## Exercise task:
Report the count of lines containing the word "under" in the entries below, and nothing more.

Collected data entries:

------------------------------------

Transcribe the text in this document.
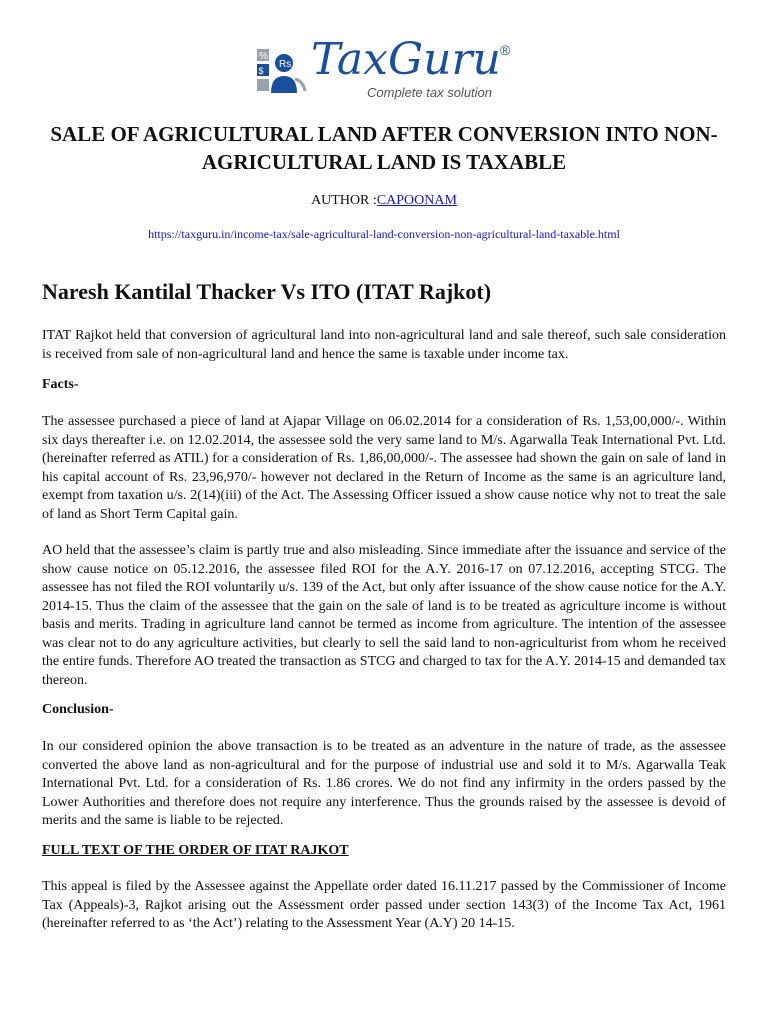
%
$
Rs TaxGuru ®
Complete tax solution
SALE OF AGRICULTURAL LAND AFTER CONVERSION INTO NON-AGRICULTURAL LAND IS TAXABLE
AUTHOR :CAPOONAM
https://taxguru.in/income-tax/sale-agricultural-land-conversion-non-agricultural-land-taxable.html
Naresh Kantilal Thacker Vs ITO (ITAT Rajkot)
ITAT Rajkot held that conversion of agricultural land into non-agricultural land and sale thereof, such sale consideration is received from sale of non-agricultural land and hence the same is taxable under income tax.
Facts-
The assessee purchased a piece of land at Ajapar Village on 06.02.2014 for a consideration of Rs. 1,53,00,000/-. Within six days thereafter i.e. on 12.02.2014, the assessee sold the very same land to M/s. Agarwalla Teak International Pvt. Ltd. (hereinafter referred as ATIL) for a consideration of Rs. 1,86,00,000/-. The assessee had shown the gain on sale of land in his capital account of Rs. 23,96,970/- however not declared in the Return of Income as the same is an agriculture land, exempt from taxation u/s. 2(14)(iii) of the Act. The Assessing Officer issued a show cause notice why not to treat the sale of land as Short Term Capital gain.
AO held that the assessee’s claim is partly true and also misleading. Since immediate after the issuance and service of the show cause notice on 05.12.2016, the assessee filed ROI for the A.Y. 2016-17 on 07.12.2016, accepting STCG. The assessee has not filed the ROI voluntarily u/s. 139 of the Act, but only after issuance of the show cause notice for the A.Y. 2014-15. Thus the claim of the assessee that the gain on the sale of land is to be treated as agriculture income is without basis and merits. Trading in agriculture land cannot be termed as income from agriculture. The intention of the assessee was clear not to do any agriculture activities, but clearly to sell the said land to non-agriculturist from whom he received the entire funds. Therefore AO treated the transaction as STCG and charged to tax for the A.Y. 2014-15 and demanded tax thereon.
Conclusion-
In our considered opinion the above transaction is to be treated as an adventure in the nature of trade, as the assessee converted the above land as non-agricultural and for the purpose of industrial use and sold it to M/s. Agarwalla Teak International Pvt. Ltd. for a consideration of Rs. 1.86 crores. We do not find any infirmity in the orders passed by the Lower Authorities and therefore does not require any interference. Thus the grounds raised by the assessee is devoid of merits and the same is liable to be rejected.
FULL TEXT OF THE ORDER OF ITAT RAJKOT
This appeal is filed by the Assessee against the Appellate order dated 16.11.217 passed by the Commissioner of Income Tax (Appeals)-3, Rajkot arising out the Assessment order passed under section 143(3) of the Income Tax Act, 1961 (hereinafter referred to as ‘the Act’) relating to the Assessment Year (A.Y) 20 14-15.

------------------------------------

## Solution to this exercise:
2